Determine the number of lines in these entries that hold the word "always". Give the number and nothing more.

┄┄┄┄┄┄┄┄┄┄┄┄┄┄┄┄┄┄┄┄

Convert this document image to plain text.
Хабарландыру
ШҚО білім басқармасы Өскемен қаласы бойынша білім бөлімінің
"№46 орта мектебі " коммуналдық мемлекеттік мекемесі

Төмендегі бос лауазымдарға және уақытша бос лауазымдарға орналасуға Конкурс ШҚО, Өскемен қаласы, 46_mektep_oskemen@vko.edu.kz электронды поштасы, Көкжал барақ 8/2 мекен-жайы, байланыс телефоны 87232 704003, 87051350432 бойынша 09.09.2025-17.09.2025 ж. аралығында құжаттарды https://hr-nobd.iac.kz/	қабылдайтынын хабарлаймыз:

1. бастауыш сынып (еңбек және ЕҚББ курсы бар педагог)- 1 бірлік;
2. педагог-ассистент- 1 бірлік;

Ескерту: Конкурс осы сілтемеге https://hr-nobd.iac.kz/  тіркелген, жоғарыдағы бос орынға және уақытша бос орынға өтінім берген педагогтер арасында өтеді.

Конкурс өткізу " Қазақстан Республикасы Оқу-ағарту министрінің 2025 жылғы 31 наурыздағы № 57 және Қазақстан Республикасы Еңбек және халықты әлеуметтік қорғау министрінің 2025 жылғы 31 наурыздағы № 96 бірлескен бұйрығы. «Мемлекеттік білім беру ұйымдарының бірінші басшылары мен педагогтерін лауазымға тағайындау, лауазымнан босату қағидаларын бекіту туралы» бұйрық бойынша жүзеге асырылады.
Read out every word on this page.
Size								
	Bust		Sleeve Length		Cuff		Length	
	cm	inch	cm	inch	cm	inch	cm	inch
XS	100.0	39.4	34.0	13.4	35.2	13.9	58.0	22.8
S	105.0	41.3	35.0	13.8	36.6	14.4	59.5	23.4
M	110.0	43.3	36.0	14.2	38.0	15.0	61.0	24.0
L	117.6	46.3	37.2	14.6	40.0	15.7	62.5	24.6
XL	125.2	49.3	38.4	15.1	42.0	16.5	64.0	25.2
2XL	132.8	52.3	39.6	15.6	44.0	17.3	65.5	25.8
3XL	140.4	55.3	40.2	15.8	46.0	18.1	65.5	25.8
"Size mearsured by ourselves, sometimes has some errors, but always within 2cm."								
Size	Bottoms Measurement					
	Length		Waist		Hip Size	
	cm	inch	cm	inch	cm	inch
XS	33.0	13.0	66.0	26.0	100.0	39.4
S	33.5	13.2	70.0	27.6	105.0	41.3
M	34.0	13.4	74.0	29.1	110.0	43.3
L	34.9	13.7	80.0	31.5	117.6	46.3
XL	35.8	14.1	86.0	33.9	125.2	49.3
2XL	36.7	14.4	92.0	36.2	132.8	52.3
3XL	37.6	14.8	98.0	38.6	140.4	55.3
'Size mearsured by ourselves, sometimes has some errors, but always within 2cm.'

┄┄┄┄┄┄┄┄┄┄┄┄┄┄┄┄┄┄┄┄

ANSWER TO THIS EXERCISE. 2